TEXT:

--------------------------------

PAG-XI  Plant & Animal Genomes XI Conference

January 11-15, 2003
Town & Country Convention Center
San Diego, CA


Poster: Genome Sequencing & ESTs


P57

THE WHOLE GENOME SEQUENCE OF THE RICE PATHOGEN BURKHOLERIA GLUMAE

Minkyun Kim1 , Jae-Yoon Lim1 , Jinwoo Kim1 , Suhyun Kim1 , Yongsung Kang1 , Jung-Gun Kim1 , Ji Youn Jang1 , Taeha Woo1 , Yang-Do Choi 2 , Ingyu Hwang1

1 School of Agricultural Biotechnology, College of Agriculture and Life Sciences, Seoul National University, Suwon 441-744, Korea
2 School of Agricultural Biotechnology, College of Agriculture and Life Sciences, Seoul National University, Suwon 441-744; Crop Functional Genomics Center, 21st Century Frontier Research Program, Korean Ministry of Science and Technology, Korea

Burkholderia glumae, a causal agent of rice seedling root and grain rot, is a major limiting factor of rice yield throughout the rice-growing countries. To better understand the genetic basis of pathogenicity of the bacterium, we have initiated a program to sequence the whole genome of B. glumae based on random shotgun and cosmid library-end sequencing approaches. Twenty four scaffolds, totaling approximately up to 7.22 Mb (~ 65% GC content), were obtained from the sequence information of approxiamtely 7-fold genome coverage based on 500 bp readlength. The gap closure is now underway using primer walking strategy. B. glumae showed high sequence similarity (~ 87% at the nucleotide level) with B. pseudomallei (7.25Mb, 68% G+C content) and B. fungorum LB400 (8.1Mb), the human pathogenic and outstanding PCB-degrading bacteria, respectively. In addition, a preliminary annotation revealed that the B. glumae genome encodes approximately 6,700 proteins with 5,400 COGs. Thirty three and 10% of top hit genes of B. glumae and B. pseudomallei were from Ralstonia solanacearum and Pseudomonas aeruginosa, suggesting that the genus Burkholderia is closely related to Ralstonia and Pseudomonas. Comparative genomics between Burkholderia genomes (B. glumae, B. pseudomallei, B. mallei, and B. fungorum) will provide common and uncommon natures of human and plant diseases caused by Burkholderia.

--------------------------------

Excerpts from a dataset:

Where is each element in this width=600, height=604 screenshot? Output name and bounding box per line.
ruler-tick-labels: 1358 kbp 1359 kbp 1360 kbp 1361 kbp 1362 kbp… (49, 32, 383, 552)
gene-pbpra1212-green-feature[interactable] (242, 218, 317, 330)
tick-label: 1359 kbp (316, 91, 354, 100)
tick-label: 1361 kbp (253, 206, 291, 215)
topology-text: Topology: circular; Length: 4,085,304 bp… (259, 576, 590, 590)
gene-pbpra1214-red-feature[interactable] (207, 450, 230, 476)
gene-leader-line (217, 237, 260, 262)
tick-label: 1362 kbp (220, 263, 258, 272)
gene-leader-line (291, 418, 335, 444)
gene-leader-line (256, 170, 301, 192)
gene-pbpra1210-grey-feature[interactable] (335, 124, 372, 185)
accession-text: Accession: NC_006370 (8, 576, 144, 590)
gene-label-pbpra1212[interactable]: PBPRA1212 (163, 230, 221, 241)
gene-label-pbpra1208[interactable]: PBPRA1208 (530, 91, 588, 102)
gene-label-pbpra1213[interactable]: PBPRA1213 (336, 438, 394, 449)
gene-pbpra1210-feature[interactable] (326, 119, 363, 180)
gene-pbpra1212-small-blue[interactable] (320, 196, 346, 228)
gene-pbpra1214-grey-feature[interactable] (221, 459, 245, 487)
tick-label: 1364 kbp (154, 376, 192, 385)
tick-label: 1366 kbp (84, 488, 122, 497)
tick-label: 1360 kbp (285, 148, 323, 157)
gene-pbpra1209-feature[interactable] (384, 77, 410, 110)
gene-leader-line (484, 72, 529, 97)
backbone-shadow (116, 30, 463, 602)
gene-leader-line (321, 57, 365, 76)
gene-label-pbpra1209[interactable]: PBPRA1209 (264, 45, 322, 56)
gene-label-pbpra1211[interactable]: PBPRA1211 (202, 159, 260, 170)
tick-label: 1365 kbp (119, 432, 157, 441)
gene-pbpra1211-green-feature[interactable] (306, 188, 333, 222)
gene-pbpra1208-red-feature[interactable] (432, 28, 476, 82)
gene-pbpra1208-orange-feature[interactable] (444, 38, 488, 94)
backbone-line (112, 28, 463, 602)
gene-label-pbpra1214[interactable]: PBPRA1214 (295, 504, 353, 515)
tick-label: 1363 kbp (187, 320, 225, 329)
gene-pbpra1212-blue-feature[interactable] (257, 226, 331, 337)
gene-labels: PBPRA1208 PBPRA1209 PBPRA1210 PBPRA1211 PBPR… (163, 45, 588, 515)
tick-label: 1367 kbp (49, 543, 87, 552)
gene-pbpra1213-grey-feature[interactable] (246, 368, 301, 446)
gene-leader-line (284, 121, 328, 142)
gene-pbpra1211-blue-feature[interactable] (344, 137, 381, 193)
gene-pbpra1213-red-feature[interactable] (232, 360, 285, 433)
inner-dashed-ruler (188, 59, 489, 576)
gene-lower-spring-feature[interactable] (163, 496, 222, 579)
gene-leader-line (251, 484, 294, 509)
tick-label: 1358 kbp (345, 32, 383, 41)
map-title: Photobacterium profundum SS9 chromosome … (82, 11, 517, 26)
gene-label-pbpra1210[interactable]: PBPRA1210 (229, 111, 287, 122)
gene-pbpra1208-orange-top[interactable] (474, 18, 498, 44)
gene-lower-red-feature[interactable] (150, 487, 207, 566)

--------------------------------

TO DO:
Answer these questions from the rice pathogen abstract:
(a) At what venue was the conference held?
(b) What GC content is given for the scaffolds of the B. glumae genome?
(c) About how many proteins does the preliminary annotation say the B. glumae genome encodes?

REPLY:
(a) Town & Country Convention Center, San Diego, CA
(b) About 65%
(c) About 6,700